Work to complete — Reproduce the stretch of entries from the very first one through the line containing "Circle shape [900, 114, 1015, 251]", including that line, with nothing altered.

Data provided —

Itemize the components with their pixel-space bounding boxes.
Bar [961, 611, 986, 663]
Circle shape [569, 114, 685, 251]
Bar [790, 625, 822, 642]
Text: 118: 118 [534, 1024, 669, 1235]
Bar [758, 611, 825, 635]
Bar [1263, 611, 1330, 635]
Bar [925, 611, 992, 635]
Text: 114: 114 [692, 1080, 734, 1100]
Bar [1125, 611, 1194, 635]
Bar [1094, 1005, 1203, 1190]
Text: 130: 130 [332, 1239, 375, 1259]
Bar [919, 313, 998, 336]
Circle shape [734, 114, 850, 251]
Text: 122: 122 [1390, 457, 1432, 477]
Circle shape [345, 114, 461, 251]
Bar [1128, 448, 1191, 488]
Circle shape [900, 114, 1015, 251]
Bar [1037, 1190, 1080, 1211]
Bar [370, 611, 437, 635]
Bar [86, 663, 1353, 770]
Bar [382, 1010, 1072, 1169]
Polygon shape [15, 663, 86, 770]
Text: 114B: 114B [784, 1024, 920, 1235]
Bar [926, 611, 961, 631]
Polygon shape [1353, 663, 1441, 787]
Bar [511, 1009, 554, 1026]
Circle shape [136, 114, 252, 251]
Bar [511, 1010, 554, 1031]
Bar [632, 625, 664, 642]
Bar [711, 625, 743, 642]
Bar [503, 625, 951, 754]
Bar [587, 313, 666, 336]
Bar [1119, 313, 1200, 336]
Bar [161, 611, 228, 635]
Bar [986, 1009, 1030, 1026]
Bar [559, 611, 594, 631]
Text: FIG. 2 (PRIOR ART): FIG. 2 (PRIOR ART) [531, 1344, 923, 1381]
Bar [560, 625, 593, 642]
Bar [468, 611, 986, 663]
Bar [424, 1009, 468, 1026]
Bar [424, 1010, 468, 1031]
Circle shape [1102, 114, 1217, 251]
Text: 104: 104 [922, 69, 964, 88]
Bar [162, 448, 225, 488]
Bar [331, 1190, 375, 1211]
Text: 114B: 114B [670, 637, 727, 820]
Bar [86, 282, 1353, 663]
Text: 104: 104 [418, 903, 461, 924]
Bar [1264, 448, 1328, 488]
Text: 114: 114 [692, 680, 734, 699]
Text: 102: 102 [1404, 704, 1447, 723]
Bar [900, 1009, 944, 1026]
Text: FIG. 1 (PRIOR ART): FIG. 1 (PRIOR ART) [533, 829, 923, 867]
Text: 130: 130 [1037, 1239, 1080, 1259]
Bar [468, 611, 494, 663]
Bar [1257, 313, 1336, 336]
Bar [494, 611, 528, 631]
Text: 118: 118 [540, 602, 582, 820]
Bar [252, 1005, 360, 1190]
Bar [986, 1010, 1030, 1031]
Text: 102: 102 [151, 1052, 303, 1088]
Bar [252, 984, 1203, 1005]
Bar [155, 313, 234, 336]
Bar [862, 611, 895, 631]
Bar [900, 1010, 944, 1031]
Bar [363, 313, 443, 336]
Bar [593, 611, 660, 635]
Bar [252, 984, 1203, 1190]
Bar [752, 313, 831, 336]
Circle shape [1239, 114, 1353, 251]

Response —
Itemize the components with their pixel-space bounding boxes.
Bar [961, 611, 986, 663]
Circle shape [569, 114, 685, 251]
Bar [790, 625, 822, 642]
Text: 118: 118 [534, 1024, 669, 1235]
Bar [758, 611, 825, 635]
Bar [1263, 611, 1330, 635]
Bar [925, 611, 992, 635]
Text: 114: 114 [692, 1080, 734, 1100]
Bar [1125, 611, 1194, 635]
Bar [1094, 1005, 1203, 1190]
Text: 130: 130 [332, 1239, 375, 1259]
Bar [919, 313, 998, 336]
Circle shape [734, 114, 850, 251]
Text: 122: 122 [1390, 457, 1432, 477]
Circle shape [345, 114, 461, 251]
Bar [1128, 448, 1191, 488]
Circle shape [900, 114, 1015, 251]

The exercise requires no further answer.